Problem details: Repeat each entry exactly and drop the pictures.

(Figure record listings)
------------------------

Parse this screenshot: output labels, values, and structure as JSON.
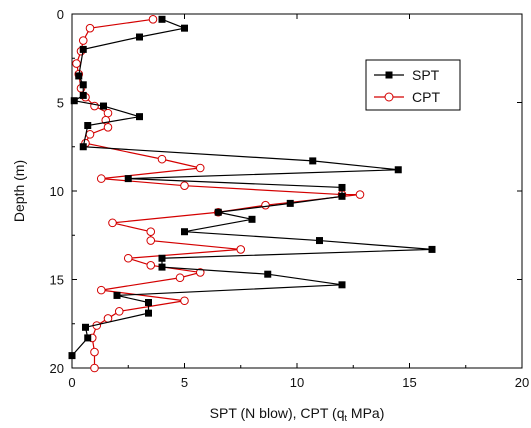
{
  "chart_data": {
    "type": "line",
    "xlabel_parts": {
      "before": "SPT (N blow), CPT (q",
      "sub": "t",
      "after": " MPa)"
    },
    "ylabel": "Depth (m)",
    "xlim": [
      0,
      20
    ],
    "ylim": [
      0,
      20
    ],
    "y_inverted": true,
    "x_axis_position": "top-and-bottom-frame, labels at bottom",
    "x_ticks": [
      0,
      5,
      10,
      15,
      20
    ],
    "y_ticks": [
      0,
      5,
      10,
      15,
      20
    ],
    "legend_position": "top-right",
    "grid": false,
    "series": [
      {
        "name": "SPT",
        "color": "#000000",
        "marker": "filled-square",
        "points": [
          [
            4,
            0.3
          ],
          [
            5,
            0.8
          ],
          [
            3,
            1.3
          ],
          [
            0.5,
            2.0
          ],
          [
            0.3,
            3.5
          ],
          [
            0.5,
            4.0
          ],
          [
            0.5,
            4.6
          ],
          [
            0.1,
            4.9
          ],
          [
            1.4,
            5.2
          ],
          [
            3,
            5.8
          ],
          [
            0.7,
            6.3
          ],
          [
            0.5,
            7.5
          ],
          [
            10.7,
            8.3
          ],
          [
            14.5,
            8.8
          ],
          [
            2.5,
            9.3
          ],
          [
            12,
            9.8
          ],
          [
            12,
            10.3
          ],
          [
            9.7,
            10.7
          ],
          [
            6.5,
            11.2
          ],
          [
            8,
            11.6
          ],
          [
            5,
            12.3
          ],
          [
            11,
            12.8
          ],
          [
            16,
            13.3
          ],
          [
            4,
            13.8
          ],
          [
            4,
            14.3
          ],
          [
            8.7,
            14.7
          ],
          [
            12,
            15.3
          ],
          [
            2,
            15.9
          ],
          [
            3.4,
            16.3
          ],
          [
            3.4,
            16.9
          ],
          [
            0.6,
            17.7
          ],
          [
            0.7,
            18.3
          ],
          [
            0,
            19.3
          ]
        ]
      },
      {
        "name": "CPT",
        "color": "#d40000",
        "marker": "open-circle",
        "points": [
          [
            3.6,
            0.3
          ],
          [
            0.8,
            0.8
          ],
          [
            0.5,
            1.5
          ],
          [
            0.4,
            2.1
          ],
          [
            0.2,
            2.8
          ],
          [
            0.3,
            3.4
          ],
          [
            0.4,
            4.2
          ],
          [
            0.6,
            4.7
          ],
          [
            1.0,
            5.2
          ],
          [
            1.6,
            5.6
          ],
          [
            1.5,
            6.0
          ],
          [
            1.6,
            6.4
          ],
          [
            0.8,
            6.8
          ],
          [
            0.6,
            7.3
          ],
          [
            4.0,
            8.2
          ],
          [
            5.7,
            8.7
          ],
          [
            1.3,
            9.3
          ],
          [
            5.0,
            9.7
          ],
          [
            12.0,
            10.2
          ],
          [
            12.8,
            10.2
          ],
          [
            8.6,
            10.8
          ],
          [
            6.5,
            11.2
          ],
          [
            1.8,
            11.8
          ],
          [
            3.5,
            12.3
          ],
          [
            3.5,
            12.8
          ],
          [
            7.5,
            13.3
          ],
          [
            2.5,
            13.8
          ],
          [
            3.5,
            14.2
          ],
          [
            5.7,
            14.6
          ],
          [
            4.8,
            14.9
          ],
          [
            1.3,
            15.6
          ],
          [
            5.0,
            16.2
          ],
          [
            2.1,
            16.8
          ],
          [
            1.6,
            17.2
          ],
          [
            1.1,
            17.6
          ],
          [
            0.9,
            18.3
          ],
          [
            1.0,
            19.1
          ],
          [
            1.0,
            20.0
          ]
        ]
      }
    ]
  }
}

------------------------

The completed task:
Parse this screenshot: output labels, values, and structure as JSON.
{
  "chart_data": {
    "type": "line",
    "xlabel_parts": {
      "before": "SPT (N blow), CPT (q",
      "sub": "t",
      "after": " MPa)"
    },
    "ylabel": "Depth (m)",
    "xlim": [
      0,
      20
    ],
    "ylim": [
      0,
      20
    ],
    "y_inverted": true,
    "x_axis_position": "top-and-bottom-frame, labels at bottom",
    "x_ticks": [
      0,
      5,
      10,
      15,
      20
    ],
    "y_ticks": [
      0,
      5,
      10,
      15,
      20
    ],
    "legend_position": "top-right",
    "grid": false,
    "series": [
      {
        "name": "SPT",
        "color": "#000000",
        "marker": "filled-square",
        "points": [
          [
            4,
            0.3
          ],
          [
            5,
            0.8
          ],
          [
            3,
            1.3
          ],
          [
            0.5,
            2.0
          ],
          [
            0.3,
            3.5
          ],
          [
            0.5,
            4.0
          ],
          [
            0.5,
            4.6
          ],
          [
            0.1,
            4.9
          ],
          [
            1.4,
            5.2
          ],
          [
            3,
            5.8
          ],
          [
            0.7,
            6.3
          ],
          [
            0.5,
            7.5
          ],
          [
            10.7,
            8.3
          ],
          [
            14.5,
            8.8
          ],
          [
            2.5,
            9.3
          ],
          [
            12,
            9.8
          ],
          [
            12,
            10.3
          ],
          [
            9.7,
            10.7
          ],
          [
            6.5,
            11.2
          ],
          [
            8,
            11.6
          ],
          [
            5,
            12.3
          ],
          [
            11,
            12.8
          ],
          [
            16,
            13.3
          ],
          [
            4,
            13.8
          ],
          [
            4,
            14.3
          ],
          [
            8.7,
            14.7
          ],
          [
            12,
            15.3
          ],
          [
            2,
            15.9
          ],
          [
            3.4,
            16.3
          ],
          [
            3.4,
            16.9
          ],
          [
            0.6,
            17.7
          ],
          [
            0.7,
            18.3
          ],
          [
            0,
            19.3
          ]
        ]
      },
      {
        "name": "CPT",
        "color": "#d40000",
        "marker": "open-circle",
        "points": [
          [
            3.6,
            0.3
          ],
          [
            0.8,
            0.8
          ],
          [
            0.5,
            1.5
          ],
          [
            0.4,
            2.1
          ],
          [
            0.2,
            2.8
          ],
          [
            0.3,
            3.4
          ],
          [
            0.4,
            4.2
          ],
          [
            0.6,
            4.7
          ],
          [
            1.0,
            5.2
          ],
          [
            1.6,
            5.6
          ],
          [
            1.5,
            6.0
          ],
          [
            1.6,
            6.4
          ],
          [
            0.8,
            6.8
          ],
          [
            0.6,
            7.3
          ],
          [
            4.0,
            8.2
          ],
          [
            5.7,
            8.7
          ],
          [
            1.3,
            9.3
          ],
          [
            5.0,
            9.7
          ],
          [
            12.0,
            10.2
          ],
          [
            12.8,
            10.2
          ],
          [
            8.6,
            10.8
          ],
          [
            6.5,
            11.2
          ],
          [
            1.8,
            11.8
          ],
          [
            3.5,
            12.3
          ],
          [
            3.5,
            12.8
          ],
          [
            7.5,
            13.3
          ],
          [
            2.5,
            13.8
          ],
          [
            3.5,
            14.2
          ],
          [
            5.7,
            14.6
          ],
          [
            4.8,
            14.9
          ],
          [
            1.3,
            15.6
          ],
          [
            5.0,
            16.2
          ],
          [
            2.1,
            16.8
          ],
          [
            1.6,
            17.2
          ],
          [
            1.1,
            17.6
          ],
          [
            0.9,
            18.3
          ],
          [
            1.0,
            19.1
          ],
          [
            1.0,
            20.0
          ]
        ]
      }
    ]
  }
}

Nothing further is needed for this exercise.